▸ **Problem description**
Reproduce all entries precisely, down to the last character.

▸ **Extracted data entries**

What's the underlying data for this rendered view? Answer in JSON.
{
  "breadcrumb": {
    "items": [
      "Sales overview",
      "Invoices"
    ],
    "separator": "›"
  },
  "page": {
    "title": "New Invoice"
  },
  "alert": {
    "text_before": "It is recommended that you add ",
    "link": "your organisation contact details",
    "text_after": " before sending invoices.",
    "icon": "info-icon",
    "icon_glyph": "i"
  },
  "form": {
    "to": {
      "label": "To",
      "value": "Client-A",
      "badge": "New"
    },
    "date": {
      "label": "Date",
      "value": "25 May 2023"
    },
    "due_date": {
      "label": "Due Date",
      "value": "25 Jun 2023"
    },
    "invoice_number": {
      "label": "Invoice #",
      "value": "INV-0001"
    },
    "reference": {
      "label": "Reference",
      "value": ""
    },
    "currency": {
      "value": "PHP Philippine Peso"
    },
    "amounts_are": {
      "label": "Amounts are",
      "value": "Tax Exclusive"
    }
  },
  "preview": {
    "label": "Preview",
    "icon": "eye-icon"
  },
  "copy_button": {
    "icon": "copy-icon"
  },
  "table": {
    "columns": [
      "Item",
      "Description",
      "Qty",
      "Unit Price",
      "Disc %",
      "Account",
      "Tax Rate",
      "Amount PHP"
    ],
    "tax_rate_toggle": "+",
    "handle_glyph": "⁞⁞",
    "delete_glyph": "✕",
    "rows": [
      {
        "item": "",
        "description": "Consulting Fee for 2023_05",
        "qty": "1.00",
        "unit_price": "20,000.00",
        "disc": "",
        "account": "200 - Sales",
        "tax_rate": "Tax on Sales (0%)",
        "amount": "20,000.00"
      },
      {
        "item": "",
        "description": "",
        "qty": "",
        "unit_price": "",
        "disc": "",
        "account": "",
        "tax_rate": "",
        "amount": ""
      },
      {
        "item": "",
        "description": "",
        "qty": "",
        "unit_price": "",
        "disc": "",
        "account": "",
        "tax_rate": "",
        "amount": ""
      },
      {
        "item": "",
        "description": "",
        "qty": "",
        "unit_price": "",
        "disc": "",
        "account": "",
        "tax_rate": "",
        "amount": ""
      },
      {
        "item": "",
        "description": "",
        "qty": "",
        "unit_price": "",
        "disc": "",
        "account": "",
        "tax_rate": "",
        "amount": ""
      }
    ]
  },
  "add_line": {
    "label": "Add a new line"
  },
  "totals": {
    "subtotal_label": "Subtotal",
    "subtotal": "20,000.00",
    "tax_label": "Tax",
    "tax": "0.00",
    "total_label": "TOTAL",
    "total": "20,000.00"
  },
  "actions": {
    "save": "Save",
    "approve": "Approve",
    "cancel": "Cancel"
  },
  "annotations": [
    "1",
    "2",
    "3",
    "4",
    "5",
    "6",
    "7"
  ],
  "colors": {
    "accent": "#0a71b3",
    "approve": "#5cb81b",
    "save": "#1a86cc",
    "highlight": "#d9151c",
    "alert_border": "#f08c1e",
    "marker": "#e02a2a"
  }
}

▸ **Solution for this exercise**
What's the underlying data for this rendered view? Answer in JSON.
{
  "breadcrumb": {
    "items": [
      "Sales overview",
      "Invoices"
    ],
    "separator": "›"
  },
  "page": {
    "title": "New Invoice"
  },
  "alert": {
    "text_before": "It is recommended that you add ",
    "link": "your organisation contact details",
    "text_after": " before sending invoices.",
    "icon": "info-icon",
    "icon_glyph": "i"
  },
  "form": {
    "to": {
      "label": "To",
      "value": "Client-A",
      "badge": "New"
    },
    "date": {
      "label": "Date",
      "value": "25 May 2023"
    },
    "due_date": {
      "label": "Due Date",
      "value": "25 Jun 2023"
    },
    "invoice_number": {
      "label": "Invoice #",
      "value": "INV-0001"
    },
    "reference": {
      "label": "Reference",
      "value": ""
    },
    "currency": {
      "value": "PHP Philippine Peso"
    },
    "amounts_are": {
      "label": "Amounts are",
      "value": "Tax Exclusive"
    }
  },
  "preview": {
    "label": "Preview",
    "icon": "eye-icon"
  },
  "copy_button": {
    "icon": "copy-icon"
  },
  "table": {
    "columns": [
      "Item",
      "Description",
      "Qty",
      "Unit Price",
      "Disc %",
      "Account",
      "Tax Rate",
      "Amount PHP"
    ],
    "tax_rate_toggle": "+",
    "handle_glyph": "⁞⁞",
    "delete_glyph": "✕",
    "rows": [
      {
        "item": "",
        "description": "Consulting Fee for 2023_05",
        "qty": "1.00",
        "unit_price": "20,000.00",
        "disc": "",
        "account": "200 - Sales",
        "tax_rate": "Tax on Sales (0%)",
        "amount": "20,000.00"
      },
      {
        "item": "",
        "description": "",
        "qty": "",
        "unit_price": "",
        "disc": "",
        "account": "",
        "tax_rate": "",
        "amount": ""
      },
      {
        "item": "",
        "description": "",
        "qty": "",
        "unit_price": "",
        "disc": "",
        "account": "",
        "tax_rate": "",
        "amount": ""
      },
      {
        "item": "",
        "description": "",
        "qty": "",
        "unit_price": "",
        "disc": "",
        "account": "",
        "tax_rate": "",
        "amount": ""
      },
      {
        "item": "",
        "description": "",
        "qty": "",
        "unit_price": "",
        "disc": "",
        "account": "",
        "tax_rate": "",
        "amount": ""
      }
    ]
  },
  "add_line": {
    "label": "Add a new line"
  },
  "totals": {
    "subtotal_label": "Subtotal",
    "subtotal": "20,000.00",
    "tax_label": "Tax",
    "tax": "0.00",
    "total_label": "TOTAL",
    "total": "20,000.00"
  },
  "actions": {
    "save": "Save",
    "approve": "Approve",
    "cancel": "Cancel"
  },
  "annotations": [
    "1",
    "2",
    "3",
    "4",
    "5",
    "6",
    "7"
  ],
  "colors": {
    "accent": "#0a71b3",
    "approve": "#5cb81b",
    "save": "#1a86cc",
    "highlight": "#d9151c",
    "alert_border": "#f08c1e",
    "marker": "#e02a2a"
  }
}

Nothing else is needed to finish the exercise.